Records for the task:
- - -
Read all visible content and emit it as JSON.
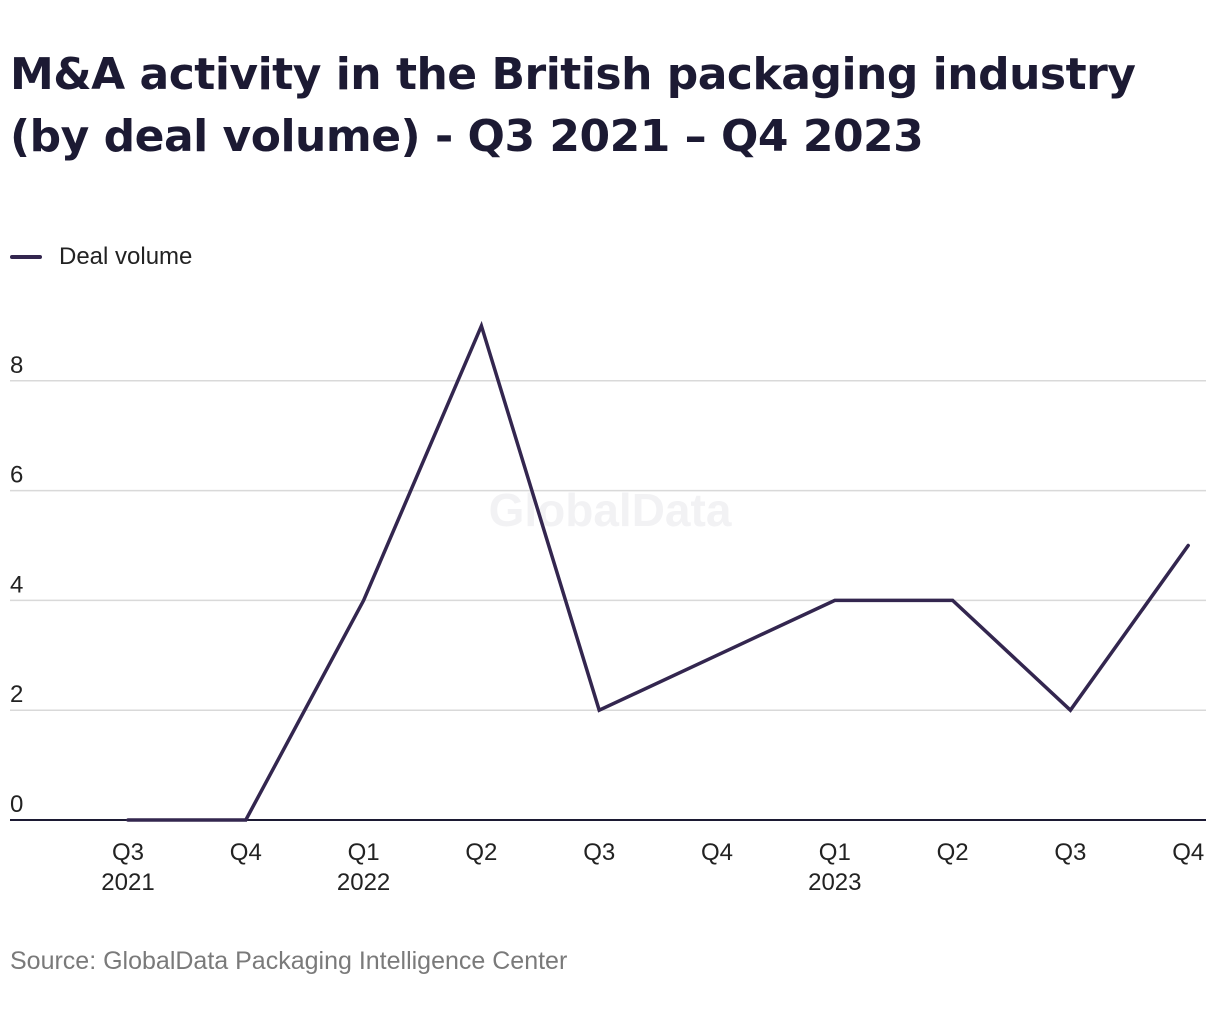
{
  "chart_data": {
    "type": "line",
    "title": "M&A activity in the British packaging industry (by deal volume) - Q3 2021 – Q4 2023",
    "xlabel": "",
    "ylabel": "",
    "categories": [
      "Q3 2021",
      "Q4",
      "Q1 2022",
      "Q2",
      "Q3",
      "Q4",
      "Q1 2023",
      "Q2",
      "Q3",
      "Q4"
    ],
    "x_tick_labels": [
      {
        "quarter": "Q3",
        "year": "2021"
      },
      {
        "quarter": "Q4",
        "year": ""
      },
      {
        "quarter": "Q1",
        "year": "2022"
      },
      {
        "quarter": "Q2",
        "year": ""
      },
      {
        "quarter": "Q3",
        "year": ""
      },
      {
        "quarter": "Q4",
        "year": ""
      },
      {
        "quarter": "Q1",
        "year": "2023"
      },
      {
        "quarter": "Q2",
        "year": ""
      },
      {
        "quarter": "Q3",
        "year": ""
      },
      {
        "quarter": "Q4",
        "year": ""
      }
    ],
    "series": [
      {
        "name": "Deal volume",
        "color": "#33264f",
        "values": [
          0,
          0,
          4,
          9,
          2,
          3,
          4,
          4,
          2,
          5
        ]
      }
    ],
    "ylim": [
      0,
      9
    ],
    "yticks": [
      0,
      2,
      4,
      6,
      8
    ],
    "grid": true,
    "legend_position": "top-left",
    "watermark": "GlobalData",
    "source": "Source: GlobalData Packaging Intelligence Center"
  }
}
- - -
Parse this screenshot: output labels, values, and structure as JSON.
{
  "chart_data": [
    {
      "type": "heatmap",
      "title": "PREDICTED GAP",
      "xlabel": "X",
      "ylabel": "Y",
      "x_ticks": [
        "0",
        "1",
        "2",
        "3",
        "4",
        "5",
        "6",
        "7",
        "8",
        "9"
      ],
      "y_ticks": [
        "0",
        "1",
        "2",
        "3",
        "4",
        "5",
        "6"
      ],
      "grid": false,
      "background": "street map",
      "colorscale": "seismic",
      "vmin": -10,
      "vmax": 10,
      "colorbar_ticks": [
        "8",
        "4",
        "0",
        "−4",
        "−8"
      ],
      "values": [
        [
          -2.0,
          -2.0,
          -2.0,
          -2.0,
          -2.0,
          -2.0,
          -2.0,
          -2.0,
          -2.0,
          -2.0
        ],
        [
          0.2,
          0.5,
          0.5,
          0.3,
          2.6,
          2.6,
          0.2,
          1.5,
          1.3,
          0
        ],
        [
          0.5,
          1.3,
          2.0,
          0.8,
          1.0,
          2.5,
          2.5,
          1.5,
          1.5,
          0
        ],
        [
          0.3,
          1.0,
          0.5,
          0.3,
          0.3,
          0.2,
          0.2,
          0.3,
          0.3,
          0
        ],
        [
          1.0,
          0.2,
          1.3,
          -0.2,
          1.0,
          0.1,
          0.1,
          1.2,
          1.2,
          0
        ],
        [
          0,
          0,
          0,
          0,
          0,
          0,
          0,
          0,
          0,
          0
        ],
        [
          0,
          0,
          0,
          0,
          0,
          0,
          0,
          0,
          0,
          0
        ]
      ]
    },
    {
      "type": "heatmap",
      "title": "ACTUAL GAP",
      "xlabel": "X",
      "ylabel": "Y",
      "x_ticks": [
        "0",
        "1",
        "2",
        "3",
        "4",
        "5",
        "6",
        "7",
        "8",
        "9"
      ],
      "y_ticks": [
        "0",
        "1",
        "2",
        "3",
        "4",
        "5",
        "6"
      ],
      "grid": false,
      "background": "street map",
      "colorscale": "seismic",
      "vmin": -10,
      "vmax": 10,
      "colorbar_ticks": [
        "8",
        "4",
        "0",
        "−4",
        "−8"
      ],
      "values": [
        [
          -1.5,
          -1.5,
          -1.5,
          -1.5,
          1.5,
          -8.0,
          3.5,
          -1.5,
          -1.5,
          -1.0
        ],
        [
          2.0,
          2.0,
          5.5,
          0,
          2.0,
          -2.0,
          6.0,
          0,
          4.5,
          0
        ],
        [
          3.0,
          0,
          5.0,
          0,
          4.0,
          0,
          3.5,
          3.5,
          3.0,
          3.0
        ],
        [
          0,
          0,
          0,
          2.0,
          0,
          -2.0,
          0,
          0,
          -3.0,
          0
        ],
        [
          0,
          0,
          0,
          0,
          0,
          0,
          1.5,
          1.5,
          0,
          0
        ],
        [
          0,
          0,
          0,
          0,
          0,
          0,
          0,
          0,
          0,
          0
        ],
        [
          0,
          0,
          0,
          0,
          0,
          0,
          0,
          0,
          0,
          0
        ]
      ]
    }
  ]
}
- - -
Select and copy every line of the material that holds the string "values".

        "values": [
Parse this screenshot: output labels, values, and structure as JSON.
      "values": [
      "values": [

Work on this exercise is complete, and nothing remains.